Work out how many lines of the records contain "screenshot". Answer with the number and nothing else.

=== RECORD EXTRACTS ===

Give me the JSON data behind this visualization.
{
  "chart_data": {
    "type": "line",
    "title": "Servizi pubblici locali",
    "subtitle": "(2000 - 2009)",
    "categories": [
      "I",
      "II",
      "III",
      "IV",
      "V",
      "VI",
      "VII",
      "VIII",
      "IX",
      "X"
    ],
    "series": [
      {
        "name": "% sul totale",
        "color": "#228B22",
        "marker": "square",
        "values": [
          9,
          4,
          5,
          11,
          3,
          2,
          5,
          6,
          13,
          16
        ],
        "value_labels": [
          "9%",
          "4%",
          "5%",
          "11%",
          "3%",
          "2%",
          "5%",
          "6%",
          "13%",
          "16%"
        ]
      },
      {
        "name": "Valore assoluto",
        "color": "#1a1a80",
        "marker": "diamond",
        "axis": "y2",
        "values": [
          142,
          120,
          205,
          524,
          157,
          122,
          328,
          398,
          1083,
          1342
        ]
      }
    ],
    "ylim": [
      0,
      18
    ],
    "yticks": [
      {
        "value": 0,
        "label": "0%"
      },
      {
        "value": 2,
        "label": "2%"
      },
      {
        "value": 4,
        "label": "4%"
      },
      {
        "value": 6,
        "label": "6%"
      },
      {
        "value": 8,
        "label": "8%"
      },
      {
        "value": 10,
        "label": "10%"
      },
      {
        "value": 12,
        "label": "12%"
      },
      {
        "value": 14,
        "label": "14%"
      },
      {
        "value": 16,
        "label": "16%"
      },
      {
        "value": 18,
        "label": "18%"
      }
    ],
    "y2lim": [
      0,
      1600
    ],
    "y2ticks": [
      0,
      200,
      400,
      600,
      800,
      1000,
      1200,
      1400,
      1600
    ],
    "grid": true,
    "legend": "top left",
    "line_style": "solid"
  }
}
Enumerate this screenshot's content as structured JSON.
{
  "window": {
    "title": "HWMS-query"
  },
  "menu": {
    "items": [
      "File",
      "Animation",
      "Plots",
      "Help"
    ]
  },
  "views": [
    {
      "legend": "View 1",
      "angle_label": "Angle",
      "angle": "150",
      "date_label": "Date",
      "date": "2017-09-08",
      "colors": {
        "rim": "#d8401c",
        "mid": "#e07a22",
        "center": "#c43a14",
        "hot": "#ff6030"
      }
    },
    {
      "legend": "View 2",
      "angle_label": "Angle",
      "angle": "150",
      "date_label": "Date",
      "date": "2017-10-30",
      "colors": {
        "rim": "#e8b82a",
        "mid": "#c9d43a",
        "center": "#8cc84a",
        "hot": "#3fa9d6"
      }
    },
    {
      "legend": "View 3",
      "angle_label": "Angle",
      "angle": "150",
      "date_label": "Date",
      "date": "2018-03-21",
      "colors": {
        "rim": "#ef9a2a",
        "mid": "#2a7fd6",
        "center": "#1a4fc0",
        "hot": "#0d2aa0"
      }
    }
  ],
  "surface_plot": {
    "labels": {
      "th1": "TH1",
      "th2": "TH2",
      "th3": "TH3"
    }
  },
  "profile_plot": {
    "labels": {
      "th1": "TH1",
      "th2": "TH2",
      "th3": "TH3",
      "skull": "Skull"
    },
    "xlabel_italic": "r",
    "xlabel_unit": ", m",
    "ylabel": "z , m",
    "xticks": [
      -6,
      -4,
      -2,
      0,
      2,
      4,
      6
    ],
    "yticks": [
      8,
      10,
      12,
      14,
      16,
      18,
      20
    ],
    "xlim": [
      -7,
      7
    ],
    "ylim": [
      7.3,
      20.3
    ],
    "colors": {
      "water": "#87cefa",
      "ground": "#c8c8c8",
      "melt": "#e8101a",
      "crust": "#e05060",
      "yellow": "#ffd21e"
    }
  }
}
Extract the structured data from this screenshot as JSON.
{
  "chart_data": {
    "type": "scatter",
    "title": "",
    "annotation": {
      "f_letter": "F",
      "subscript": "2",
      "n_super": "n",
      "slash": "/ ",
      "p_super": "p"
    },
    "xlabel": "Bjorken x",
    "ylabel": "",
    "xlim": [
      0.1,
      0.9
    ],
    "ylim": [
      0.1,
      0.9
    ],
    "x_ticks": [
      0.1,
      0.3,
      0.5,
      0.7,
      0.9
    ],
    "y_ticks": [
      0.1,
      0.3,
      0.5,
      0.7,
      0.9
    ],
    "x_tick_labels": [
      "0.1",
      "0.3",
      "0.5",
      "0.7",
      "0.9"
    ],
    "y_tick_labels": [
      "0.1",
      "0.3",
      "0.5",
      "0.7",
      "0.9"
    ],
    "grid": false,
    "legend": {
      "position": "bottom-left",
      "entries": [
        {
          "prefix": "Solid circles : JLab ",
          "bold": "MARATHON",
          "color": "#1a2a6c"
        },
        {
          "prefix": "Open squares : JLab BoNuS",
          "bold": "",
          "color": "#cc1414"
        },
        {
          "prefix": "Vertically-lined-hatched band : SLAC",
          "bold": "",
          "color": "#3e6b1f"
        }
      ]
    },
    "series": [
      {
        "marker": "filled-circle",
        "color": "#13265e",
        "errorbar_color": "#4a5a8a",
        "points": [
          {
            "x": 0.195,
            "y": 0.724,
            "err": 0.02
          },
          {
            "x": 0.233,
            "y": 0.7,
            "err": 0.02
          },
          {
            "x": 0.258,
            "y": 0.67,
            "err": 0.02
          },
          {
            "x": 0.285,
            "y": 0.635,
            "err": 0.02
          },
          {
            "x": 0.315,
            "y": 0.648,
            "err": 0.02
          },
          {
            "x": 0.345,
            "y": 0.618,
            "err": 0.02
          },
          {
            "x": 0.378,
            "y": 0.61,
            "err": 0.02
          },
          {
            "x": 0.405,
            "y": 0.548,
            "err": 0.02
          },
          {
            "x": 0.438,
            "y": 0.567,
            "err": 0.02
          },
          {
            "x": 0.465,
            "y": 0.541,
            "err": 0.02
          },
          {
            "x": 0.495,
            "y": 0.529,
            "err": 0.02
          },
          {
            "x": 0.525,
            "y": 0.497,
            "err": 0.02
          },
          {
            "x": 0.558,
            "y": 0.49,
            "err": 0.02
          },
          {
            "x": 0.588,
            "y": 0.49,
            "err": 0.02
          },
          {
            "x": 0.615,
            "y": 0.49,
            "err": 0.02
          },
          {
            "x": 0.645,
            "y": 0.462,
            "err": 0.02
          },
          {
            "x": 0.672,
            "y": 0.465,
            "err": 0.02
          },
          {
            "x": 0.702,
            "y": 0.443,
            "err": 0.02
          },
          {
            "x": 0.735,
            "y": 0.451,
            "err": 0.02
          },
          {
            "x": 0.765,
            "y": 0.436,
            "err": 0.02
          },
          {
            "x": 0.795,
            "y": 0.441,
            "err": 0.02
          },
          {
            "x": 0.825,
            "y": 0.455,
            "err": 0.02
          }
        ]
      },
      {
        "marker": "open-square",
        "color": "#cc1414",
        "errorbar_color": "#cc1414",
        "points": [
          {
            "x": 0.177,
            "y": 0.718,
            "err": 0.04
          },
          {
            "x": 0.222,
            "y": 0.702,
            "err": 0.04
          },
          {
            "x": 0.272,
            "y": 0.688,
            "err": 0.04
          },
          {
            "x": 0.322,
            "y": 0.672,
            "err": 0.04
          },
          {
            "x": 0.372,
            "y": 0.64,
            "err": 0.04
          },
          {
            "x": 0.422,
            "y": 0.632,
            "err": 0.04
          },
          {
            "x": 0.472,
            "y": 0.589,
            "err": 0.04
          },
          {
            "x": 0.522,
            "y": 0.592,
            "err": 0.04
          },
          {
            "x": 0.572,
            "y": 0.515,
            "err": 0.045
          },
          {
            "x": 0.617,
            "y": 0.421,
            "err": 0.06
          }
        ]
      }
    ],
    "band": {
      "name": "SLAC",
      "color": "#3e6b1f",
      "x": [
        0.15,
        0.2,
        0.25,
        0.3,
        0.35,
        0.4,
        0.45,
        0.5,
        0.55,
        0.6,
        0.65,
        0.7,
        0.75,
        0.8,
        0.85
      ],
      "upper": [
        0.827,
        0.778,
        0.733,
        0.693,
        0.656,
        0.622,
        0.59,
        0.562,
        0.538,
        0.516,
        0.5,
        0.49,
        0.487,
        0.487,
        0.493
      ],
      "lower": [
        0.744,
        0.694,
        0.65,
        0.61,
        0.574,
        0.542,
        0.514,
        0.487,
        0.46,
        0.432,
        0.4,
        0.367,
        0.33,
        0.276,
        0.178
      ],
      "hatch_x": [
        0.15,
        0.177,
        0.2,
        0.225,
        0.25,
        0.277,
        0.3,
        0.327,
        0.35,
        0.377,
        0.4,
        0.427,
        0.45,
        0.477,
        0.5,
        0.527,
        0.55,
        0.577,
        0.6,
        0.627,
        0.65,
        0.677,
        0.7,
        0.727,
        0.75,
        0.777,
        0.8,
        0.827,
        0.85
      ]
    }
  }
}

===

> [RESPONSE] 2